DESCRIPTION OF THE TASK —
Find the lines below that contain the word "Distanţă" and count them. Only the number should be given.

Extracted records —
[Begin]
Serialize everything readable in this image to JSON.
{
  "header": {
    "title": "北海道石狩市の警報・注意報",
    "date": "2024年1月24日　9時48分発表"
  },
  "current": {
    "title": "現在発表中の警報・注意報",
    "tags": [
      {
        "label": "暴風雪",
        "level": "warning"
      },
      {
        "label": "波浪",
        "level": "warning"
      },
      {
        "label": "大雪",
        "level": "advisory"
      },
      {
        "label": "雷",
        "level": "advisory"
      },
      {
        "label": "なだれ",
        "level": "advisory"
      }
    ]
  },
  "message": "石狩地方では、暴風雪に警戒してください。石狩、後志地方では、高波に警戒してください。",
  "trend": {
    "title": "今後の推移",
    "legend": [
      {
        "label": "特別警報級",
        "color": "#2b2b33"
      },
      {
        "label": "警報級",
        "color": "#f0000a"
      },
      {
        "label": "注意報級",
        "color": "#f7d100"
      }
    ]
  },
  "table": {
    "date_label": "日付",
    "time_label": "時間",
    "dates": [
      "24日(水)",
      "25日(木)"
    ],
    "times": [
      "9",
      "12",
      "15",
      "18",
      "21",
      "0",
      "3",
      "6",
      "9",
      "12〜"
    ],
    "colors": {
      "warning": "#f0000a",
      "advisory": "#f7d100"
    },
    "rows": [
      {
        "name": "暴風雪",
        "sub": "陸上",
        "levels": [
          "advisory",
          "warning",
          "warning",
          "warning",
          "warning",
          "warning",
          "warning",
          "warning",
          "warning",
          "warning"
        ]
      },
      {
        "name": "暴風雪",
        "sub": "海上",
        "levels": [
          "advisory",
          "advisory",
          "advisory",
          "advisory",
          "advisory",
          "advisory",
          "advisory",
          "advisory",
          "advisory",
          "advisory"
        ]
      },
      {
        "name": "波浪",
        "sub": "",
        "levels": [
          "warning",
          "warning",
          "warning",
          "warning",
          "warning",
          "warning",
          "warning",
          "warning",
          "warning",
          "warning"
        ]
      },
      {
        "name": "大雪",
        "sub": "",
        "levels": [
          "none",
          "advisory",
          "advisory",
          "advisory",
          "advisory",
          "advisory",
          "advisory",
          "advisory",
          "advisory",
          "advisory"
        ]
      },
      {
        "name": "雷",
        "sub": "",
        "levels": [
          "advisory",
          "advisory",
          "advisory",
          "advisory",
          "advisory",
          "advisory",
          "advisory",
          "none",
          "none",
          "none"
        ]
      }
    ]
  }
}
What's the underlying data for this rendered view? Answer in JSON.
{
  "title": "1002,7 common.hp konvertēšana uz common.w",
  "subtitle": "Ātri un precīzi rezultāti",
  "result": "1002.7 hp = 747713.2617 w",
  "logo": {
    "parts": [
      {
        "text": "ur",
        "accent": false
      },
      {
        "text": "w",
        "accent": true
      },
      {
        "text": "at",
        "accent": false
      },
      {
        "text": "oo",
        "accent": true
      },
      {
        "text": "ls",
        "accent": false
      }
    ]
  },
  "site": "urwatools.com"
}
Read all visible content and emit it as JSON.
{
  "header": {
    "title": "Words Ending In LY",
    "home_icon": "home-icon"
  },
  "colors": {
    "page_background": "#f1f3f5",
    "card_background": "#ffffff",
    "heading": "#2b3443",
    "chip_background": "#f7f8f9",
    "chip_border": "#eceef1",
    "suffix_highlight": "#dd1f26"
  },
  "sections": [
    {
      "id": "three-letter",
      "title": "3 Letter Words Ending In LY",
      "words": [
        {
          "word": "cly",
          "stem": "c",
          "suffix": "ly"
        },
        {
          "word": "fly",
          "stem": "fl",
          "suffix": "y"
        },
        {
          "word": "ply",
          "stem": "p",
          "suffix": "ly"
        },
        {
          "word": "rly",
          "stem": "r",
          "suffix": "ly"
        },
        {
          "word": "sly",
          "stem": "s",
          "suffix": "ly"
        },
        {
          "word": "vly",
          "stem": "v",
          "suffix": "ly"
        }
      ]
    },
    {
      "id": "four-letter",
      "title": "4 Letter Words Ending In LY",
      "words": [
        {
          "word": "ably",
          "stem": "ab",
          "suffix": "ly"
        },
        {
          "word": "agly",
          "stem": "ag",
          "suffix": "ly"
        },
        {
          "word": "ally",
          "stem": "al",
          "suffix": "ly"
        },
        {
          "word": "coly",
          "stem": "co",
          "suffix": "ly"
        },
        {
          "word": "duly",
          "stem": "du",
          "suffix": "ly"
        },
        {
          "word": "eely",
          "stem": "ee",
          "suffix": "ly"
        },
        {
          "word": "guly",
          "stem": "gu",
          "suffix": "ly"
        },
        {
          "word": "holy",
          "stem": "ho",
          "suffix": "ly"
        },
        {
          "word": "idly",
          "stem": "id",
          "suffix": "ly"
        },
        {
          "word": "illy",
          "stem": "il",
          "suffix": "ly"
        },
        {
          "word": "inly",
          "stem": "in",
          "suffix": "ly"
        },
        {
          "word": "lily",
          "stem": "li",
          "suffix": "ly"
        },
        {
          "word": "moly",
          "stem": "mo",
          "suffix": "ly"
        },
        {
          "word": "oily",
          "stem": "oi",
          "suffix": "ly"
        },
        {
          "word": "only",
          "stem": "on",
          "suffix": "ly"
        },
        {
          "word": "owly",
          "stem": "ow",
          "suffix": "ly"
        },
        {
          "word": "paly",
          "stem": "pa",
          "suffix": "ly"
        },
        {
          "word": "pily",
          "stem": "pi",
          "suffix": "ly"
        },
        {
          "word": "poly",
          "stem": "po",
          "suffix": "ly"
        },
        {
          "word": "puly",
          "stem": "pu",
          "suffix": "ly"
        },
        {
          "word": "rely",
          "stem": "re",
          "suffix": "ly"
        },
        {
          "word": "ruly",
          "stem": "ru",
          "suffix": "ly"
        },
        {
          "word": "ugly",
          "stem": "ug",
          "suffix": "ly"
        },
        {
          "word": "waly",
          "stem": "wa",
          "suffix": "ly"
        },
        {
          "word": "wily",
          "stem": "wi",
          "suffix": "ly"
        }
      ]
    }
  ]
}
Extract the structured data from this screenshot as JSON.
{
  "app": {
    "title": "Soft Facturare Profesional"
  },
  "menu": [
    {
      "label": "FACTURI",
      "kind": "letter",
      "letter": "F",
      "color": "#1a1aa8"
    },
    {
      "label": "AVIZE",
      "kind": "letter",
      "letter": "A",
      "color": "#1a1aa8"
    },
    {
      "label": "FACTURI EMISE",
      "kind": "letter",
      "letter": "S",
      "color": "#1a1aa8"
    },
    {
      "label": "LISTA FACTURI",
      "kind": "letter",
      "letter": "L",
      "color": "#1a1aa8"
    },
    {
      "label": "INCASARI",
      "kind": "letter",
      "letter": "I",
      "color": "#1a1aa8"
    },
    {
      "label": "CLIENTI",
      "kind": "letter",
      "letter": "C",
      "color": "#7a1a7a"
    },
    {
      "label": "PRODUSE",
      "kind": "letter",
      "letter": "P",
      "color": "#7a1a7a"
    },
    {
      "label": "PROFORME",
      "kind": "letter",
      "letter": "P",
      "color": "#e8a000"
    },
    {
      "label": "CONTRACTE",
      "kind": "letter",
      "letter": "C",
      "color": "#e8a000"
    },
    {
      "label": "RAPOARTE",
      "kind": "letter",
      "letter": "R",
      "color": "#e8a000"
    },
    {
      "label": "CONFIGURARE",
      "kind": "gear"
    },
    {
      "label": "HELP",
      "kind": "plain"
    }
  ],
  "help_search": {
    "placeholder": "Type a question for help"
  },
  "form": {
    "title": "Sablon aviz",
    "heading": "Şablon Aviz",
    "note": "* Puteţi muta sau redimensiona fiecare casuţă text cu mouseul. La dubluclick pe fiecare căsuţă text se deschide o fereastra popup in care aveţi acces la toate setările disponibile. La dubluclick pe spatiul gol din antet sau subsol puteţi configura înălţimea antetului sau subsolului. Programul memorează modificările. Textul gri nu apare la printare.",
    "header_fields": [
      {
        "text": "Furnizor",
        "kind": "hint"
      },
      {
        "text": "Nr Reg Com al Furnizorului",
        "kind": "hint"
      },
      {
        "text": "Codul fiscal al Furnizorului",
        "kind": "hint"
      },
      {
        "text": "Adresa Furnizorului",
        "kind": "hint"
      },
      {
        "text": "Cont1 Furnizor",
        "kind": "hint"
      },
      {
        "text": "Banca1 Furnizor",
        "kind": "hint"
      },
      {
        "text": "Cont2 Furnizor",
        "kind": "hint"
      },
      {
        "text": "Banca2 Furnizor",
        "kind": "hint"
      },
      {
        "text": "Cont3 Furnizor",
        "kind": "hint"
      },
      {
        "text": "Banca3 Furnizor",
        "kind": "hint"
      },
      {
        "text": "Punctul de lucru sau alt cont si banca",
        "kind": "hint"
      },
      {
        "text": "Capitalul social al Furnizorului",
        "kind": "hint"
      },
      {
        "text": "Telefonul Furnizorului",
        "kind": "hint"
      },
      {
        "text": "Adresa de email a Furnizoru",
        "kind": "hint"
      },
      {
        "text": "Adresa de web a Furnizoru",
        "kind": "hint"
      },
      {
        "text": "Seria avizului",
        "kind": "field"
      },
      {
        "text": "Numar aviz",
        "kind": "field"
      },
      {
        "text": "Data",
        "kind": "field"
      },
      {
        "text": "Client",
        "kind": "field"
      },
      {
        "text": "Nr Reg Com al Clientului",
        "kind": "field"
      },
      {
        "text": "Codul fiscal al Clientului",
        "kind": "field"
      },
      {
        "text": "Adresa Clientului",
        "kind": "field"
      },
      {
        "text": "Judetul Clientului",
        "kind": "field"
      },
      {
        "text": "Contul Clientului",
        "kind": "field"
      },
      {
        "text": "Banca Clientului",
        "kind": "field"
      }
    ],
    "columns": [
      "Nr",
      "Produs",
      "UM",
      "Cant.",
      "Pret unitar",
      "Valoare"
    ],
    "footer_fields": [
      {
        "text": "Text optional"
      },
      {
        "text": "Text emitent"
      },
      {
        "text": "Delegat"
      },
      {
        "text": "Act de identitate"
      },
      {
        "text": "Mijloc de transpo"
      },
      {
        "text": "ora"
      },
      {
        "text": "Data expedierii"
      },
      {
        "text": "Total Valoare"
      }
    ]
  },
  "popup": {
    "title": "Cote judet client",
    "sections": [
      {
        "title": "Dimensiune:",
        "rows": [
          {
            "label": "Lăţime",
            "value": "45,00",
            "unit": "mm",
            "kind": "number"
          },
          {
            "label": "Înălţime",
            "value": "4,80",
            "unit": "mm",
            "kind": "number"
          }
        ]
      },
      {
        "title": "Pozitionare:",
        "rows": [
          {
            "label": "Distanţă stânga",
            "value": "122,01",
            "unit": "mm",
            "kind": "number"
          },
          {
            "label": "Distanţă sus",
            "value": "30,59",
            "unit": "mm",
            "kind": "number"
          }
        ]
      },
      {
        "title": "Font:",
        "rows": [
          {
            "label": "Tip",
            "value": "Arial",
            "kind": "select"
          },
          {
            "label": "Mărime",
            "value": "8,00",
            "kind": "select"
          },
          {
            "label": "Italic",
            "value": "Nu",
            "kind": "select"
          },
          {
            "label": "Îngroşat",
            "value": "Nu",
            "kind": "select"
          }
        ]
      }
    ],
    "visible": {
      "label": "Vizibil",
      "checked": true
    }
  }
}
[End]
RESPONSE TO THE TASK —
2